* WRITTEN INSTRUCTION: Below are the records. Gather each line that holds "robót".

* Records from a dataset:
◇ ◇ ◇ ◇
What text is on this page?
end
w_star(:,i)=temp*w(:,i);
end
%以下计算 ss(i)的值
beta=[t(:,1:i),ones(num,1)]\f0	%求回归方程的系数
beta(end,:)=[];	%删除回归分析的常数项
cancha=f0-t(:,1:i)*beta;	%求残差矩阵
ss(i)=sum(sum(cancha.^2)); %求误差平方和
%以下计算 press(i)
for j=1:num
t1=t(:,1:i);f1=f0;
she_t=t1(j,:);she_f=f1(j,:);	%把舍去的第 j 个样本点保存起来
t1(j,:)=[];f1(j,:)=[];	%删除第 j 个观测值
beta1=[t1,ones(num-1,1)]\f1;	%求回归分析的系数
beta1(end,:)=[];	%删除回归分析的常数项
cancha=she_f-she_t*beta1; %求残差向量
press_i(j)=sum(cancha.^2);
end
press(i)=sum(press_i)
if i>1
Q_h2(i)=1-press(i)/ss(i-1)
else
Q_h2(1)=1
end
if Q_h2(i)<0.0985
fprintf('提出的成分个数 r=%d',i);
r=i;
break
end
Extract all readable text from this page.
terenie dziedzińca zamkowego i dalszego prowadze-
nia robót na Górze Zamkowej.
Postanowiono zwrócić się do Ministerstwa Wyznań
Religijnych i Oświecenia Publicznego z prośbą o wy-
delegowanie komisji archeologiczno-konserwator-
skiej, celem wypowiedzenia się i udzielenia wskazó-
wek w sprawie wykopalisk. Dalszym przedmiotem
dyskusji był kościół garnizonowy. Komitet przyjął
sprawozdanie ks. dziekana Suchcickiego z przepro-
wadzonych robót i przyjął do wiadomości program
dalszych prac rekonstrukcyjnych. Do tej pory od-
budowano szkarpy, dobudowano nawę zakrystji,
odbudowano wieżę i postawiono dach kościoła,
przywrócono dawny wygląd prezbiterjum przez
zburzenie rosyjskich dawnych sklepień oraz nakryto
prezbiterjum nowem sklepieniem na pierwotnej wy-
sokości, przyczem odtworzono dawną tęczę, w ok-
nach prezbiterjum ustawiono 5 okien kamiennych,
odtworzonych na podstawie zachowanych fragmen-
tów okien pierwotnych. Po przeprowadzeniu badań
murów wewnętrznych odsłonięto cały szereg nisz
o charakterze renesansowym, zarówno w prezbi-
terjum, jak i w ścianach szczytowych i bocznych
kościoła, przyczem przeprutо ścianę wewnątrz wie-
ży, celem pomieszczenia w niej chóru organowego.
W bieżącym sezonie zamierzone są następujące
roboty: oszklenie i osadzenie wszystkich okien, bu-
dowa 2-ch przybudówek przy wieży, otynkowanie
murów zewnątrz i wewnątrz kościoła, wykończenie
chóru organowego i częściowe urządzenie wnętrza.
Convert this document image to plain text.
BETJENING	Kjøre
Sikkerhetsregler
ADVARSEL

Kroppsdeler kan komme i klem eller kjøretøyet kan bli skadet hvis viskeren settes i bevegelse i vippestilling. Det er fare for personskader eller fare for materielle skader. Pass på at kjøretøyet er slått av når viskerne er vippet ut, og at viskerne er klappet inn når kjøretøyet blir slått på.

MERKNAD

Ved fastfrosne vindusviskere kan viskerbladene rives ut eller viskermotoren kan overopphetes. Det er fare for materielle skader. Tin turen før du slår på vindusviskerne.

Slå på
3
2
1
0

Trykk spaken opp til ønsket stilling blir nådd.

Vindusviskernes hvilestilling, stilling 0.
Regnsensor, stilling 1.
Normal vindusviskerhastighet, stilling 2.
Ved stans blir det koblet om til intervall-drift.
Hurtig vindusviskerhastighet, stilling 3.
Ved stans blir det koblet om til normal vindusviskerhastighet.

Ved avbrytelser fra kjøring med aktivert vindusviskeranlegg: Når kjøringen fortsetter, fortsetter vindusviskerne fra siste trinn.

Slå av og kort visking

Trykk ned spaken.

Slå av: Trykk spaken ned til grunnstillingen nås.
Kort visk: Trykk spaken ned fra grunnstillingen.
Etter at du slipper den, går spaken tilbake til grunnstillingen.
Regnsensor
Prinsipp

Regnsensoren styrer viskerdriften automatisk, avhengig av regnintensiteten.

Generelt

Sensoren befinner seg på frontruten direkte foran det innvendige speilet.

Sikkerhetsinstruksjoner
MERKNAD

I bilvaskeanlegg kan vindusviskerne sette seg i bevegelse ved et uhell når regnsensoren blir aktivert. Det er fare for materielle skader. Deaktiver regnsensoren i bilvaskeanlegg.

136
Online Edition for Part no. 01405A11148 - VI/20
◇ ◇ ◇ ◇
* TASK RESPONSE:
nia robót na Górze Zamkowej.
wadzonych robót i przyjął do wiadomości program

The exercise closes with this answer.